Word for word, transcribe the lines from the one containing "Output a JSON" through the end of the entries, both included, and nothing else.

[BEGIN]

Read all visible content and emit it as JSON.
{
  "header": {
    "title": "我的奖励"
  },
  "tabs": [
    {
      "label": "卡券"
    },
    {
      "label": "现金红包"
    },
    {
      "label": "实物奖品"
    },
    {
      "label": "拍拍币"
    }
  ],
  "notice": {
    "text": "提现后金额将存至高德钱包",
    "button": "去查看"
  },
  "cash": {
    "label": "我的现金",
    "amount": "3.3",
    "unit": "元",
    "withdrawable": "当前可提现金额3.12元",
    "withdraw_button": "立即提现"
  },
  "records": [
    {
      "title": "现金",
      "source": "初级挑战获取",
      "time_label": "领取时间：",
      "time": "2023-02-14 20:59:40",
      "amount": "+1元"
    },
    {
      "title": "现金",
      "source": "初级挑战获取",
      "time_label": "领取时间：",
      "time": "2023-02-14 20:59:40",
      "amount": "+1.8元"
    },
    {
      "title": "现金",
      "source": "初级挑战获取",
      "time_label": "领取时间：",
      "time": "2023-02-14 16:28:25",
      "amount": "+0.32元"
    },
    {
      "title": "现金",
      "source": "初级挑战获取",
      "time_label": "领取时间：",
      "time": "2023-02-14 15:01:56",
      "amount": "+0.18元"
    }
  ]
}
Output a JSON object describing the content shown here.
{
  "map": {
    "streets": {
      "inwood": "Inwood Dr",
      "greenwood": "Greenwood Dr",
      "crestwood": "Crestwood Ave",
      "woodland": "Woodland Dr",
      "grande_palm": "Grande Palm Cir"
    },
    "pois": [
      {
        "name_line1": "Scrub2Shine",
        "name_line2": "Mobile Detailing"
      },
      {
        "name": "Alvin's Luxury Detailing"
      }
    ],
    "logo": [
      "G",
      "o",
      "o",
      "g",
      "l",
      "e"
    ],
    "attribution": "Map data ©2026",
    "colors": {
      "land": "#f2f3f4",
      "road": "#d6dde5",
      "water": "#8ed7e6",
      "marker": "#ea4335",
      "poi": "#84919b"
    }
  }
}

[END]

### Output for this task
Output a JSON object describing the content shown here.
{
  "map": {
    "streets": {
      "inwood": "Inwood Dr",
      "greenwood": "Greenwood Dr",
      "crestwood": "Crestwood Ave",
      "woodland": "Woodland Dr",
      "grande_palm": "Grande Palm Cir"
    },
    "pois": [
      {
        "name_line1": "Scrub2Shine",
        "name_line2": "Mobile Detailing"
      },
      {
        "name": "Alvin's Luxury Detailing"
      }
    ],
    "logo": [
      "G",
      "o",
      "o",
      "g",
      "l",
      "e"
    ],
    "attribution": "Map data ©2026",
    "colors": {
      "land": "#f2f3f4",
      "road": "#d6dde5",
      "water": "#8ed7e6",
      "marker": "#ea4335",
      "poi": "#84919b"
    }
  }
}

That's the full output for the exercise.